WHAT NEEDS TO BE DONE
Repeat the entire listing exactly.

Dataset excerpts
------------

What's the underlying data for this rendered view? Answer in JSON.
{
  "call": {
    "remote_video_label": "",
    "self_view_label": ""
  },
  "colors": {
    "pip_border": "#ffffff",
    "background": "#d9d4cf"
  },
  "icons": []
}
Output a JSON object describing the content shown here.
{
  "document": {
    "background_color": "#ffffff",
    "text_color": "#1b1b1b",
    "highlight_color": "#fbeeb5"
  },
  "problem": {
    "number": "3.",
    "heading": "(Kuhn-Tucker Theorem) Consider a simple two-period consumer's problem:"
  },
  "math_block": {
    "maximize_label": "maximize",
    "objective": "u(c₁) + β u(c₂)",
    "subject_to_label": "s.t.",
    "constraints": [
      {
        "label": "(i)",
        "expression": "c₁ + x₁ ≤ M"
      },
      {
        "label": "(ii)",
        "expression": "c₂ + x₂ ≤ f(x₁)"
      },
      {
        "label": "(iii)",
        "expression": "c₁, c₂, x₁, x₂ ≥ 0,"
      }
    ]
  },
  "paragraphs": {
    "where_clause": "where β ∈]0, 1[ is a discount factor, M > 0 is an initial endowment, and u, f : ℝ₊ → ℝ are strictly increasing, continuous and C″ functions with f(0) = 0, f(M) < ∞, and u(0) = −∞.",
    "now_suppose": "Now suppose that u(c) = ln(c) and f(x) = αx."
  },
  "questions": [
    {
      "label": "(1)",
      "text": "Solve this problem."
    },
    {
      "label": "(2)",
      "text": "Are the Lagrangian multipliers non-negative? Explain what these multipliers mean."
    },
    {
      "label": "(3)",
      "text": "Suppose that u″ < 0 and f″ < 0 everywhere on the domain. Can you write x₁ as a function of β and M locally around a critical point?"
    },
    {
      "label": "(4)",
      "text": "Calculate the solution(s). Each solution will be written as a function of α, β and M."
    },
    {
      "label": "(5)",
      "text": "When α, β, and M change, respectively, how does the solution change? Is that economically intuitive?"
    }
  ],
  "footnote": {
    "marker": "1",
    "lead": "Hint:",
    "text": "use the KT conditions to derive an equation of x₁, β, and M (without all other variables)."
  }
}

------------

RESPONSE TO THIS TASK
What's the underlying data for this rendered view? Answer in JSON.
{
  "call": {
    "remote_video_label": "",
    "self_view_label": ""
  },
  "colors": {
    "pip_border": "#ffffff",
    "background": "#d9d4cf"
  },
  "icons": []
}
Output a JSON object describing the content shown here.
{
  "document": {
    "background_color": "#ffffff",
    "text_color": "#1b1b1b",
    "highlight_color": "#fbeeb5"
  },
  "problem": {
    "number": "3.",
    "heading": "(Kuhn-Tucker Theorem) Consider a simple two-period consumer's problem:"
  },
  "math_block": {
    "maximize_label": "maximize",
    "objective": "u(c₁) + β u(c₂)",
    "subject_to_label": "s.t.",
    "constraints": [
      {
        "label": "(i)",
        "expression": "c₁ + x₁ ≤ M"
      },
      {
        "label": "(ii)",
        "expression": "c₂ + x₂ ≤ f(x₁)"
      },
      {
        "label": "(iii)",
        "expression": "c₁, c₂, x₁, x₂ ≥ 0,"
      }
    ]
  },
  "paragraphs": {
    "where_clause": "where β ∈]0, 1[ is a discount factor, M > 0 is an initial endowment, and u, f : ℝ₊ → ℝ are strictly increasing, continuous and C″ functions with f(0) = 0, f(M) < ∞, and u(0) = −∞.",
    "now_suppose": "Now suppose that u(c) = ln(c) and f(x) = αx."
  },
  "questions": [
    {
      "label": "(1)",
      "text": "Solve this problem."
    },
    {
      "label": "(2)",
      "text": "Are the Lagrangian multipliers non-negative? Explain what these multipliers mean."
    },
    {
      "label": "(3)",
      "text": "Suppose that u″ < 0 and f″ < 0 everywhere on the domain. Can you write x₁ as a function of β and M locally around a critical point?"
    },
    {
      "label": "(4)",
      "text": "Calculate the solution(s). Each solution will be written as a function of α, β and M."
    },
    {
      "label": "(5)",
      "text": "When α, β, and M change, respectively, how does the solution change? Is that economically intuitive?"
    }
  ],
  "footnote": {
    "marker": "1",
    "lead": "Hint:",
    "text": "use the KT conditions to derive an equation of x₁, β, and M (without all other variables)."
  }
}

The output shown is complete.